REQUIRED TASK:
Extract all lines containing "System".
= = =
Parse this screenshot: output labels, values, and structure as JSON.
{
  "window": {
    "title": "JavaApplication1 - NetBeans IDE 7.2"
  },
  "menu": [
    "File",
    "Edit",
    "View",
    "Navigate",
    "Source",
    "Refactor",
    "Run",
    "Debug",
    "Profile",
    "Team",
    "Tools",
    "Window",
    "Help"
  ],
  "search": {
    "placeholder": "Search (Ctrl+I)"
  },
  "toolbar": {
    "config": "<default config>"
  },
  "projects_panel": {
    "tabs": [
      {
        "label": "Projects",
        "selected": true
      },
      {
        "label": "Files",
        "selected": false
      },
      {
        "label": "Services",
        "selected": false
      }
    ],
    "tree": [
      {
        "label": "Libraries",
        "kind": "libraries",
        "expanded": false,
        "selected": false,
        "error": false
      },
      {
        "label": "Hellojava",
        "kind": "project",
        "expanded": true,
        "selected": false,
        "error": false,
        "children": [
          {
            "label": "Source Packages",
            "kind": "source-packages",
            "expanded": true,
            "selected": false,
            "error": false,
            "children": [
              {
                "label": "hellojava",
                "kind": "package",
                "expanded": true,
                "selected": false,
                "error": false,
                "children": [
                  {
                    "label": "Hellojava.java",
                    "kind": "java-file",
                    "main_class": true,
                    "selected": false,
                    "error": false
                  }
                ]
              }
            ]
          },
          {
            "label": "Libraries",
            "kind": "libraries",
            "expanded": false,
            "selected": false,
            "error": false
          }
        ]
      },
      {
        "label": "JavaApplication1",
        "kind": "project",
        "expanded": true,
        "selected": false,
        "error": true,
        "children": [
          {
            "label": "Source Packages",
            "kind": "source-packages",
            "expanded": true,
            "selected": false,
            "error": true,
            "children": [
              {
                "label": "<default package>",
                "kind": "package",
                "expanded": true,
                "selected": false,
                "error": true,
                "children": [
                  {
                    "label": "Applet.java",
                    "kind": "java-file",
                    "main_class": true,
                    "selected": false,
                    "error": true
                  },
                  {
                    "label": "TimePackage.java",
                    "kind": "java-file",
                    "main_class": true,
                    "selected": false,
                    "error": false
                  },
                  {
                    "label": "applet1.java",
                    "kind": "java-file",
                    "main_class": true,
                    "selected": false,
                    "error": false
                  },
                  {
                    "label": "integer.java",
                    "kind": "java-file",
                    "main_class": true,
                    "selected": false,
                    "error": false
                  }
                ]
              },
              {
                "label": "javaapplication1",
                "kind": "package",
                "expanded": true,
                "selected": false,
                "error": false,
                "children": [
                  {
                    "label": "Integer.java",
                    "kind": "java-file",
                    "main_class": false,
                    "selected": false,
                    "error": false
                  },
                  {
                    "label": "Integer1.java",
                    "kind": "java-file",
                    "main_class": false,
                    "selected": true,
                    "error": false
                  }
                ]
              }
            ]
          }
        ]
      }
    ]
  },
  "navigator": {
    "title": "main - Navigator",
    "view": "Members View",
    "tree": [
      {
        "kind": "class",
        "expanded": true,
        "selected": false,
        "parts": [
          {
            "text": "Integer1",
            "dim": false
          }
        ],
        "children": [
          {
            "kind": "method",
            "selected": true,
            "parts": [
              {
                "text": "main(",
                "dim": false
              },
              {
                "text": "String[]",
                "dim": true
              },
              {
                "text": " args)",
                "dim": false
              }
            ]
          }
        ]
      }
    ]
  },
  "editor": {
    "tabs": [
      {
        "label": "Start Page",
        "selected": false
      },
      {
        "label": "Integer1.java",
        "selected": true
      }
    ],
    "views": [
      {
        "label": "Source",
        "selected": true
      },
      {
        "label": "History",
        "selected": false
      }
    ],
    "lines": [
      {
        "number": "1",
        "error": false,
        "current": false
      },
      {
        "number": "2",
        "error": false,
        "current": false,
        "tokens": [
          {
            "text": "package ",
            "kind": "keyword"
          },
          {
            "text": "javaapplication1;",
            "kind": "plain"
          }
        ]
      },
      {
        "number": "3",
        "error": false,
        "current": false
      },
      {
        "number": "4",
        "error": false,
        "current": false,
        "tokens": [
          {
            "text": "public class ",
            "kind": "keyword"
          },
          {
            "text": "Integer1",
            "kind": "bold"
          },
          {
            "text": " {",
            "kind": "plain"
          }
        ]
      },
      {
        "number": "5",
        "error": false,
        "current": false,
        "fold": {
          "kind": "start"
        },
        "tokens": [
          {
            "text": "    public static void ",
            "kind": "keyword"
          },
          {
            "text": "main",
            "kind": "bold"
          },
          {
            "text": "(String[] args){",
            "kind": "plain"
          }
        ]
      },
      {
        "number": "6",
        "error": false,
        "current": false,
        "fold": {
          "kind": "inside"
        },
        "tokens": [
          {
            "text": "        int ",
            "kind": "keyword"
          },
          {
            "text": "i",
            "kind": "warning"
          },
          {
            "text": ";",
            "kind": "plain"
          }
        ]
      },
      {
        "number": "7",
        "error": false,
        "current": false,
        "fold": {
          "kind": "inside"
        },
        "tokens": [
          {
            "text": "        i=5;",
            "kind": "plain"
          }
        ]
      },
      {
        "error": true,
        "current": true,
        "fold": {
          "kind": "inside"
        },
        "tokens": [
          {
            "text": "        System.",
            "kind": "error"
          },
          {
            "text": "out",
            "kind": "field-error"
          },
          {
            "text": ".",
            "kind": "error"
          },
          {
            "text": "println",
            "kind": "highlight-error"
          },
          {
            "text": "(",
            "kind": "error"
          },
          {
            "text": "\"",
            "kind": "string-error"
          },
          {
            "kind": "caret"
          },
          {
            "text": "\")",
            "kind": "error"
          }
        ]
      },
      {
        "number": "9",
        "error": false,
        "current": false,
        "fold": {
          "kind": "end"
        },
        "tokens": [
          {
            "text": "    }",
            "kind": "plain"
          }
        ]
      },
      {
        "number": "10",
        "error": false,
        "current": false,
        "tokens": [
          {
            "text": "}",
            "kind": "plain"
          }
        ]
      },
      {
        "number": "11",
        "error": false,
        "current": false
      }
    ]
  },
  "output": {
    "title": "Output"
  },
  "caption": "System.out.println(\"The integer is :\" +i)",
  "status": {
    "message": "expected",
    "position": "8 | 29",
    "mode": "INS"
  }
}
= = =
WRITTEN SOLUTION:
            "text": "        System.",
  "caption": "System.out.println(\"The integer is :\" +i)",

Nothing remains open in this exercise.